Goal >>
Find the word "text" in the data. Return every line where it appears.

Collected data >>
◆ ◆ ◆ ◆

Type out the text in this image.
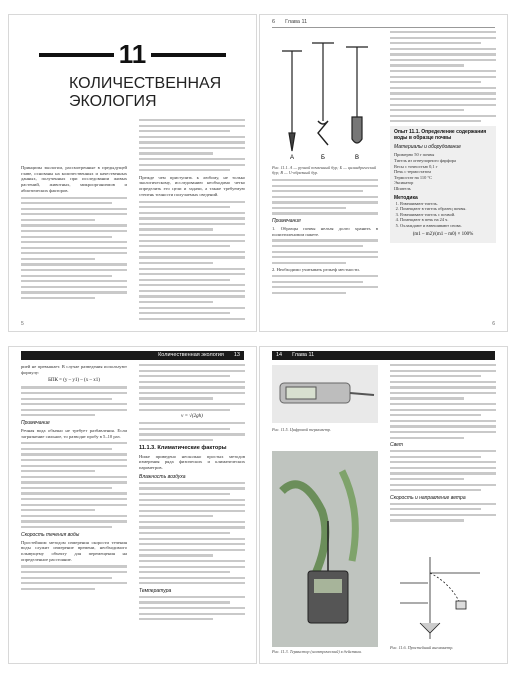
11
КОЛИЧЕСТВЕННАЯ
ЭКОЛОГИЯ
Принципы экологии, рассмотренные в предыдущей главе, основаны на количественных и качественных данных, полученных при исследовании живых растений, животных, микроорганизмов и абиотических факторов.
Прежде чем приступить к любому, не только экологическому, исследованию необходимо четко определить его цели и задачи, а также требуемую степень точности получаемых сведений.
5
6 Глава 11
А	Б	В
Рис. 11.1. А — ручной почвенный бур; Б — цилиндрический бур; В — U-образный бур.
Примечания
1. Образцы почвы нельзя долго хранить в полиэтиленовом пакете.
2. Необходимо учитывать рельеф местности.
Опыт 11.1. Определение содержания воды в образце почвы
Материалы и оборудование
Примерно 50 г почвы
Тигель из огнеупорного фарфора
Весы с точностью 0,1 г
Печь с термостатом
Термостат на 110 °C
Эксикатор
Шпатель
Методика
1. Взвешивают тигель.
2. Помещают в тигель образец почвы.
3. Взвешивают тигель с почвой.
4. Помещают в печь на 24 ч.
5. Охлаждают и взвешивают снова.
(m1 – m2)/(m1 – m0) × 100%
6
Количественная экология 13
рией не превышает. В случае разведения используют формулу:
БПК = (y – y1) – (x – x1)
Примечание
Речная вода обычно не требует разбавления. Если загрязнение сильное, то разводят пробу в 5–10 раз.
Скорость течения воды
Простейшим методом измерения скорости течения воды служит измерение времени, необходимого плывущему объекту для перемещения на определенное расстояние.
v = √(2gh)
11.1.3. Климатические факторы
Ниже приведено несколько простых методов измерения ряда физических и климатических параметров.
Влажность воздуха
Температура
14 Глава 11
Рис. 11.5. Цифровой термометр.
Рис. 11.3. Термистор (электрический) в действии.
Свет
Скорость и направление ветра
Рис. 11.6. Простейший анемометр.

◆ ◆ ◆ ◆

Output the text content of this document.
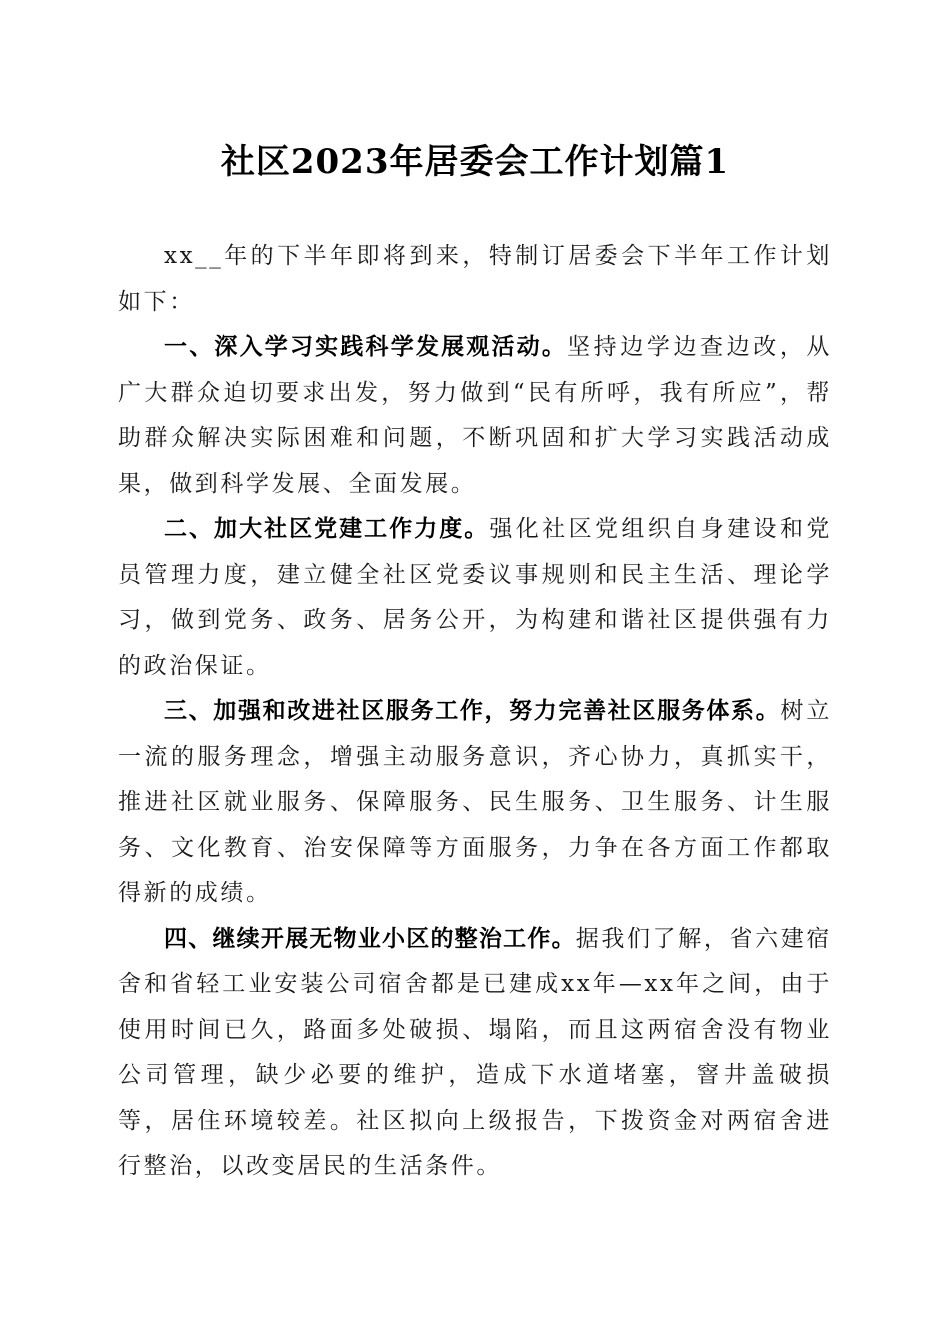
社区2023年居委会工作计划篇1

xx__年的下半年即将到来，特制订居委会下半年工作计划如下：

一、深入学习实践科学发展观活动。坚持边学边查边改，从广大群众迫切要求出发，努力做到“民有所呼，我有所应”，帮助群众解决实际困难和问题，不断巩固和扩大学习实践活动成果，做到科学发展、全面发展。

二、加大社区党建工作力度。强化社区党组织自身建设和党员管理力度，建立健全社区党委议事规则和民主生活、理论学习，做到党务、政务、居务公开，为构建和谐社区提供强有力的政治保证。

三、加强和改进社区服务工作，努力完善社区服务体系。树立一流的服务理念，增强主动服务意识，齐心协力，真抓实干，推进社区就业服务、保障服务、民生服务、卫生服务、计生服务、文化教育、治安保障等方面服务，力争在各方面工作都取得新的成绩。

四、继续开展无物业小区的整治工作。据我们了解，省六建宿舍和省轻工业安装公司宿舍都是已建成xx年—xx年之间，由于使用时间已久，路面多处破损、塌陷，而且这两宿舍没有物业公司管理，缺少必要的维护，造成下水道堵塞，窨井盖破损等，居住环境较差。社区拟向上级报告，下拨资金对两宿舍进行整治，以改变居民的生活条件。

◆ ◆ ◆ ◆

Answer below >>
Type out the text in this image.
Output the text content of this document.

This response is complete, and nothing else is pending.